__THE TASK__:
The records below must be transcribed exactly. Do not include the pictures.

__Stored data entries__:

==================================================

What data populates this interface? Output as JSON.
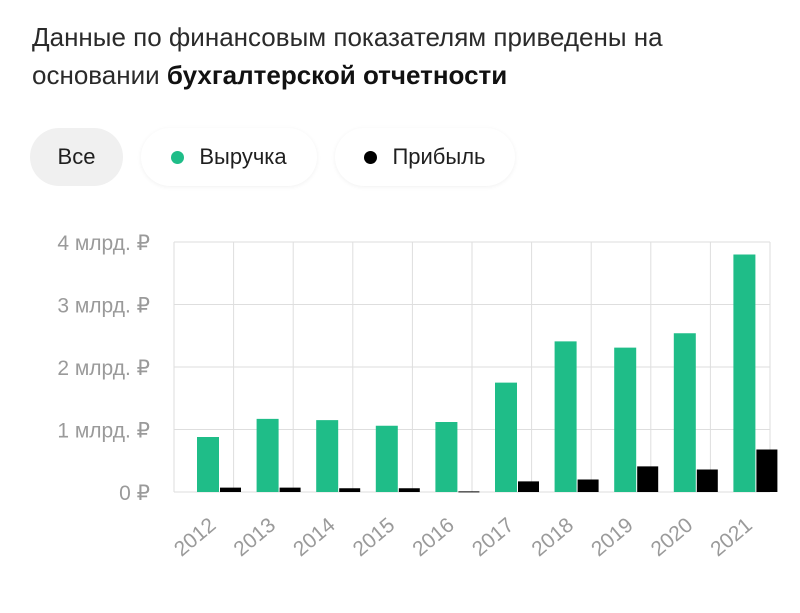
{
  "heading": {
    "line1": "Данные по финансовым показателям приведены на",
    "line2_regular": "основании ",
    "line2_bold": "бухгалтерской отчетности"
  },
  "filters": {
    "all": "Все",
    "revenue": "Выручка",
    "profit": "Прибыль"
  },
  "colors": {
    "revenue": "#1fbd88",
    "profit": "#000000",
    "grid": "#dedede",
    "axis_text": "#9a9a9a"
  },
  "chart_data": {
    "type": "bar",
    "categories": [
      "2012",
      "2013",
      "2014",
      "2015",
      "2016",
      "2017",
      "2018",
      "2019",
      "2020",
      "2021"
    ],
    "series": [
      {
        "name": "Выручка",
        "values": [
          0.88,
          1.17,
          1.15,
          1.06,
          1.12,
          1.75,
          2.41,
          2.31,
          2.54,
          3.8
        ]
      },
      {
        "name": "Прибыль",
        "values": [
          0.07,
          0.07,
          0.06,
          0.06,
          0.01,
          0.17,
          0.2,
          0.41,
          0.36,
          0.68
        ]
      }
    ],
    "ylim": [
      0,
      4
    ],
    "yticks": [
      0,
      1,
      2,
      3,
      4
    ],
    "ytick_labels": [
      "0 ₽",
      "1 млрд. ₽",
      "2 млрд. ₽",
      "3 млрд. ₽",
      "4 млрд. ₽"
    ],
    "grid": true,
    "legend": "top"
  }
}
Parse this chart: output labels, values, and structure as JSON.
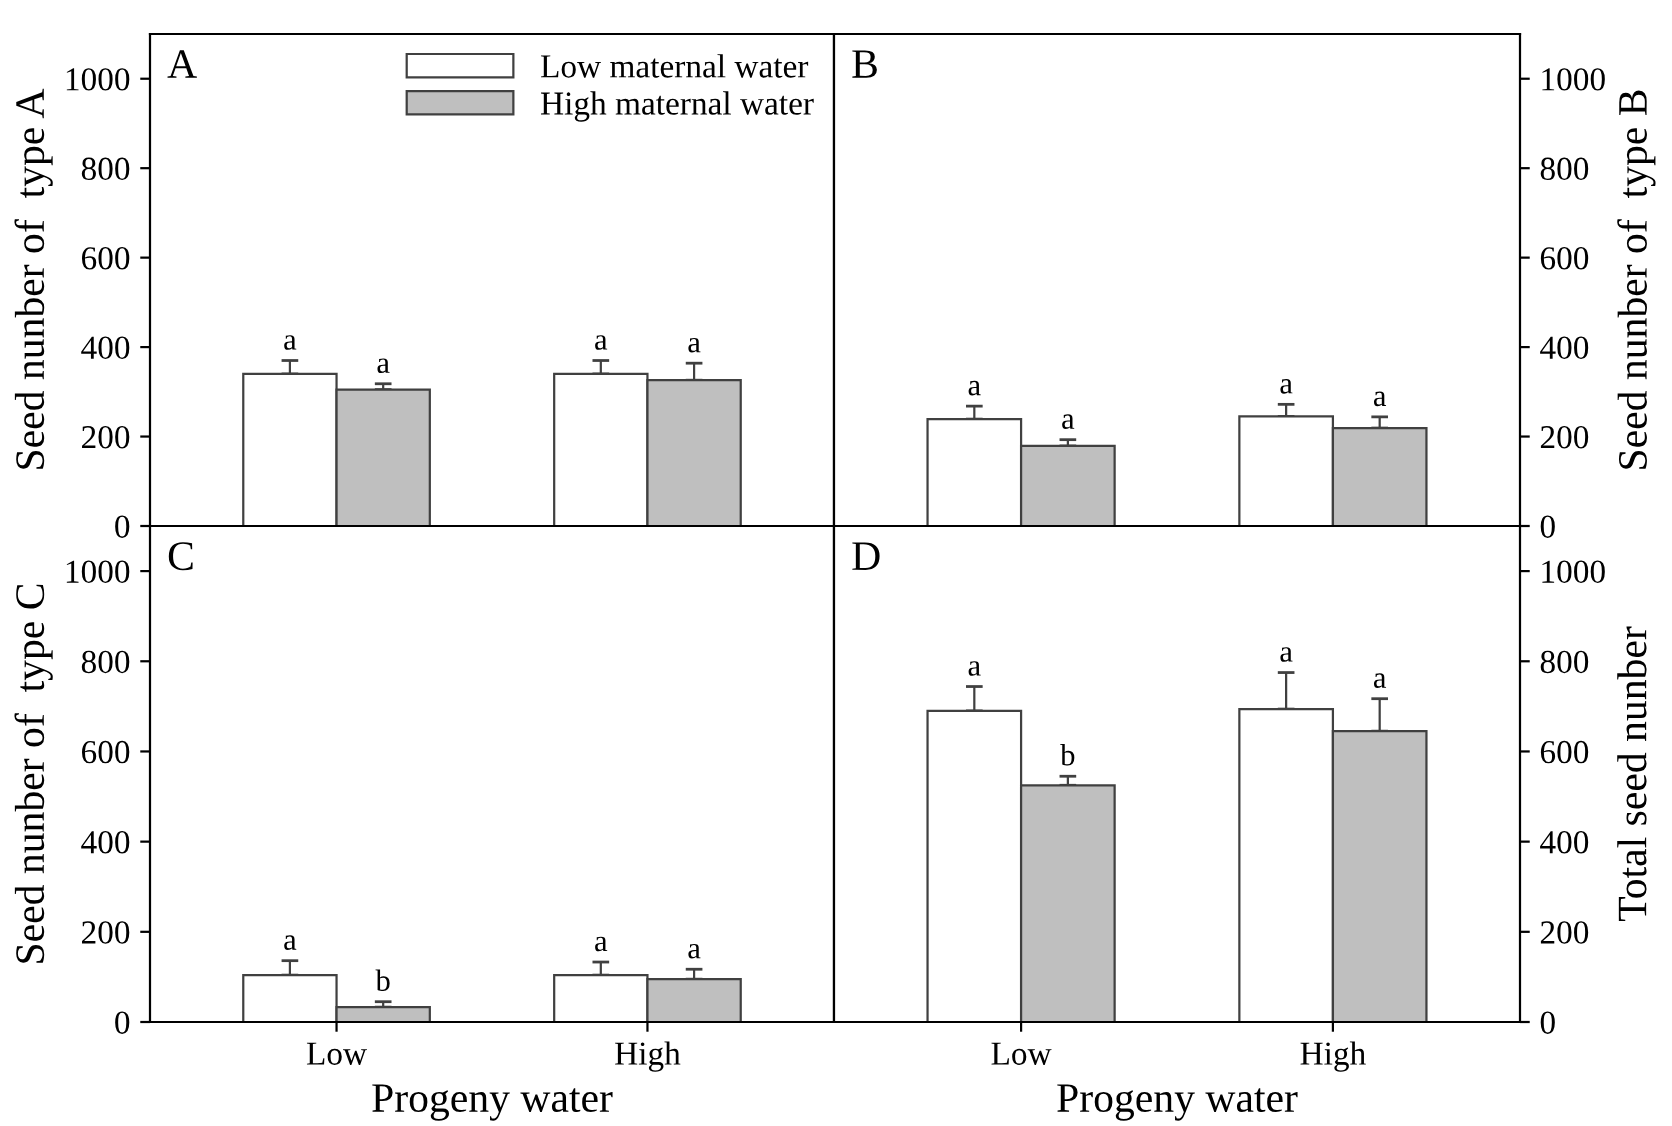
{
  "chart_data": [
    {
      "type": "bar",
      "title": "A",
      "ylabel": "Seed nunber of  type A",
      "categories": [
        null,
        null
      ],
      "ylim": [
        0,
        1100
      ],
      "yticks": [
        0,
        200,
        400,
        600,
        800,
        1000
      ],
      "legend": "top right",
      "series": [
        {
          "name": "Low maternal water",
          "color": "#ffffff",
          "values": [
            340,
            340
          ],
          "errors": [
            30,
            30
          ],
          "value_labels": [
            "a",
            "a"
          ]
        },
        {
          "name": "High maternal water",
          "color": "#bfbfbf",
          "values": [
            305,
            326
          ],
          "errors": [
            13,
            38
          ],
          "value_labels": [
            "a",
            "a"
          ]
        }
      ]
    },
    {
      "type": "bar",
      "title": "B",
      "ylabel": "Seed nunber of  type B",
      "categories": [
        null,
        null
      ],
      "ylim": [
        0,
        1100
      ],
      "yticks": [
        0,
        200,
        400,
        600,
        800,
        1000
      ],
      "series": [
        {
          "color": "#ffffff",
          "values": [
            239,
            245
          ],
          "errors": [
            29,
            27
          ],
          "value_labels": [
            "a",
            "a"
          ]
        },
        {
          "color": "#bfbfbf",
          "values": [
            179,
            219
          ],
          "errors": [
            14,
            25
          ],
          "value_labels": [
            "a",
            "a"
          ]
        }
      ]
    },
    {
      "type": "bar",
      "title": "C",
      "ylabel": "Seed nunber of  type C",
      "xlabel": "Progeny water",
      "categories": [
        "Low",
        "High"
      ],
      "ylim": [
        0,
        1100
      ],
      "yticks": [
        0,
        200,
        400,
        600,
        800,
        1000
      ],
      "series": [
        {
          "color": "#ffffff",
          "values": [
            104,
            104
          ],
          "errors": [
            32,
            29
          ],
          "value_labels": [
            "a",
            "a"
          ]
        },
        {
          "color": "#bfbfbf",
          "values": [
            33,
            95
          ],
          "errors": [
            12,
            22
          ],
          "value_labels": [
            "b",
            "a"
          ]
        }
      ]
    },
    {
      "type": "bar",
      "title": "D",
      "ylabel": "Total seed nunber",
      "xlabel": "Progeny water",
      "categories": [
        "Low",
        "High"
      ],
      "ylim": [
        0,
        1100
      ],
      "yticks": [
        0,
        200,
        400,
        600,
        800,
        1000
      ],
      "series": [
        {
          "color": "#ffffff",
          "values": [
            690,
            694
          ],
          "errors": [
            54,
            81
          ],
          "value_labels": [
            "a",
            "a"
          ]
        },
        {
          "color": "#bfbfbf",
          "values": [
            525,
            645
          ],
          "errors": [
            20,
            72
          ],
          "value_labels": [
            "b",
            "a"
          ]
        }
      ]
    }
  ]
}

==================================================

__EXPECTED ANSWER__:
What data populates this interface? Output as JSON.
{
  "heading": {
    "line1": "Данные по финансовым показателям приведены на",
    "line2_regular": "основании ",
    "line2_bold": "бухгалтерской отчетности"
  },
  "filters": {
    "all": "Все",
    "revenue": "Выручка",
    "profit": "Прибыль"
  },
  "colors": {
    "revenue": "#1fbd88",
    "profit": "#000000",
    "grid": "#dedede",
    "axis_text": "#9a9a9a"
  },
  "chart_data": {
    "type": "bar",
    "categories": [
      "2012",
      "2013",
      "2014",
      "2015",
      "2016",
      "2017",
      "2018",
      "2019",
      "2020",
      "2021"
    ],
    "series": [
      {
        "name": "Выручка",
        "values": [
          0.88,
          1.17,
          1.15,
          1.06,
          1.12,
          1.75,
          2.41,
          2.31,
          2.54,
          3.8
        ]
      },
      {
        "name": "Прибыль",
        "values": [
          0.07,
          0.07,
          0.06,
          0.06,
          0.01,
          0.17,
          0.2,
          0.41,
          0.36,
          0.68
        ]
      }
    ],
    "ylim": [
      0,
      4
    ],
    "yticks": [
      0,
      1,
      2,
      3,
      4
    ],
    "ytick_labels": [
      "0 ₽",
      "1 млрд. ₽",
      "2 млрд. ₽",
      "3 млрд. ₽",
      "4 млрд. ₽"
    ],
    "grid": true,
    "legend": "top"
  }
}
Parse this chart: output labels, values, and structure as JSON.
{
  "chart_data": [
    {
      "type": "bar",
      "title": "A",
      "ylabel": "Seed nunber of  type A",
      "categories": [
        null,
        null
      ],
      "ylim": [
        0,
        1100
      ],
      "yticks": [
        0,
        200,
        400,
        600,
        800,
        1000
      ],
      "legend": "top right",
      "series": [
        {
          "name": "Low maternal water",
          "color": "#ffffff",
          "values": [
            340,
            340
          ],
          "errors": [
            30,
            30
          ],
          "value_labels": [
            "a",
            "a"
          ]
        },
        {
          "name": "High maternal water",
          "color": "#bfbfbf",
          "values": [
            305,
            326
          ],
          "errors": [
            13,
            38
          ],
          "value_labels": [
            "a",
            "a"
          ]
        }
      ]
    },
    {
      "type": "bar",
      "title": "B",
      "ylabel": "Seed nunber of  type B",
      "categories": [
        null,
        null
      ],
      "ylim": [
        0,
        1100
      ],
      "yticks": [
        0,
        200,
        400,
        600,
        800,
        1000
      ],
      "series": [
        {
          "color": "#ffffff",
          "values": [
            239,
            245
          ],
          "errors": [
            29,
            27
          ],
          "value_labels": [
            "a",
            "a"
          ]
        },
        {
          "color": "#bfbfbf",
          "values": [
            179,
            219
          ],
          "errors": [
            14,
            25
          ],
          "value_labels": [
            "a",
            "a"
          ]
        }
      ]
    },
    {
      "type": "bar",
      "title": "C",
      "ylabel": "Seed nunber of  type C",
      "xlabel": "Progeny water",
      "categories": [
        "Low",
        "High"
      ],
      "ylim": [
        0,
        1100
      ],
      "yticks": [
        0,
        200,
        400,
        600,
        800,
        1000
      ],
      "series": [
        {
          "color": "#ffffff",
          "values": [
            104,
            104
          ],
          "errors": [
            32,
            29
          ],
          "value_labels": [
            "a",
            "a"
          ]
        },
        {
          "color": "#bfbfbf",
          "values": [
            33,
            95
          ],
          "errors": [
            12,
            22
          ],
          "value_labels": [
            "b",
            "a"
          ]
        }
      ]
    },
    {
      "type": "bar",
      "title": "D",
      "ylabel": "Total seed nunber",
      "xlabel": "Progeny water",
      "categories": [
        "Low",
        "High"
      ],
      "ylim": [
        0,
        1100
      ],
      "yticks": [
        0,
        200,
        400,
        600,
        800,
        1000
      ],
      "series": [
        {
          "color": "#ffffff",
          "values": [
            690,
            694
          ],
          "errors": [
            54,
            81
          ],
          "value_labels": [
            "a",
            "a"
          ]
        },
        {
          "color": "#bfbfbf",
          "values": [
            525,
            645
          ],
          "errors": [
            20,
            72
          ],
          "value_labels": [
            "b",
            "a"
          ]
        }
      ]
    }
  ]
}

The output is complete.